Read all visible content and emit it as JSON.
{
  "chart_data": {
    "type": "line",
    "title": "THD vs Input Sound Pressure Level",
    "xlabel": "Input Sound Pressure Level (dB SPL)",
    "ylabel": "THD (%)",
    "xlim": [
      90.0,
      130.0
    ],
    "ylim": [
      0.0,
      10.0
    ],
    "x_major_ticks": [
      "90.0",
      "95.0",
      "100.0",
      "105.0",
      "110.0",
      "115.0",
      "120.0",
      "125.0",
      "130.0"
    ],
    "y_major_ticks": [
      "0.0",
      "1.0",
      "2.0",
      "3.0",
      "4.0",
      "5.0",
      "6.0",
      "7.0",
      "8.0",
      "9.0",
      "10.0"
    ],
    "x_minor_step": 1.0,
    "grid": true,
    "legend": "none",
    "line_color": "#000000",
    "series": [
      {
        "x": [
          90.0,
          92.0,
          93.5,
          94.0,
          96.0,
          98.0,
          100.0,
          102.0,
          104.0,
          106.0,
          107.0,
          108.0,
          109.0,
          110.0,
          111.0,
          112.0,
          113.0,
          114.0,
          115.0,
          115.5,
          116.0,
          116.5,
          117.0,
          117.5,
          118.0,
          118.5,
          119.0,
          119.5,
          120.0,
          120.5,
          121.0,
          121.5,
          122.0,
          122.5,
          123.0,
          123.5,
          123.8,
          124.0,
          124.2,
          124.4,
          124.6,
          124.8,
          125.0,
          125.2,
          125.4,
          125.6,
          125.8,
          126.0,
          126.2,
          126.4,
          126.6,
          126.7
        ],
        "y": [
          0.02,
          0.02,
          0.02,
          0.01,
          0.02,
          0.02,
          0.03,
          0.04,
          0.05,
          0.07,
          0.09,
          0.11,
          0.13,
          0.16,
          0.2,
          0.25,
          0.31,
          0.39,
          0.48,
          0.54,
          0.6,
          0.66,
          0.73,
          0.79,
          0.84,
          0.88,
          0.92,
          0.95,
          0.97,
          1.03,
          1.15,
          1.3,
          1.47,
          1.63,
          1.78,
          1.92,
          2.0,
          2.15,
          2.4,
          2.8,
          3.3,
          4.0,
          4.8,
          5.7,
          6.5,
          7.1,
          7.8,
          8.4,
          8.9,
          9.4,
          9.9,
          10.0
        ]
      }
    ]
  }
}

* Task to complete: Restate each entry exactly, skipping none.

* Correct answer:
Read all visible content and emit it as JSON.
{
  "chart_data": {
    "type": "line",
    "title": "THD vs Input Sound Pressure Level",
    "xlabel": "Input Sound Pressure Level (dB SPL)",
    "ylabel": "THD (%)",
    "xlim": [
      90.0,
      130.0
    ],
    "ylim": [
      0.0,
      10.0
    ],
    "x_major_ticks": [
      "90.0",
      "95.0",
      "100.0",
      "105.0",
      "110.0",
      "115.0",
      "120.0",
      "125.0",
      "130.0"
    ],
    "y_major_ticks": [
      "0.0",
      "1.0",
      "2.0",
      "3.0",
      "4.0",
      "5.0",
      "6.0",
      "7.0",
      "8.0",
      "9.0",
      "10.0"
    ],
    "x_minor_step": 1.0,
    "grid": true,
    "legend": "none",
    "line_color": "#000000",
    "series": [
      {
        "x": [
          90.0,
          92.0,
          93.5,
          94.0,
          96.0,
          98.0,
          100.0,
          102.0,
          104.0,
          106.0,
          107.0,
          108.0,
          109.0,
          110.0,
          111.0,
          112.0,
          113.0,
          114.0,
          115.0,
          115.5,
          116.0,
          116.5,
          117.0,
          117.5,
          118.0,
          118.5,
          119.0,
          119.5,
          120.0,
          120.5,
          121.0,
          121.5,
          122.0,
          122.5,
          123.0,
          123.5,
          123.8,
          124.0,
          124.2,
          124.4,
          124.6,
          124.8,
          125.0,
          125.2,
          125.4,
          125.6,
          125.8,
          126.0,
          126.2,
          126.4,
          126.6,
          126.7
        ],
        "y": [
          0.02,
          0.02,
          0.02,
          0.01,
          0.02,
          0.02,
          0.03,
          0.04,
          0.05,
          0.07,
          0.09,
          0.11,
          0.13,
          0.16,
          0.2,
          0.25,
          0.31,
          0.39,
          0.48,
          0.54,
          0.6,
          0.66,
          0.73,
          0.79,
          0.84,
          0.88,
          0.92,
          0.95,
          0.97,
          1.03,
          1.15,
          1.3,
          1.47,
          1.63,
          1.78,
          1.92,
          2.0,
          2.15,
          2.4,
          2.8,
          3.3,
          4.0,
          4.8,
          5.7,
          6.5,
          7.1,
          7.8,
          8.4,
          8.9,
          9.4,
          9.9,
          10.0
        ]
      }
    ]
  }
}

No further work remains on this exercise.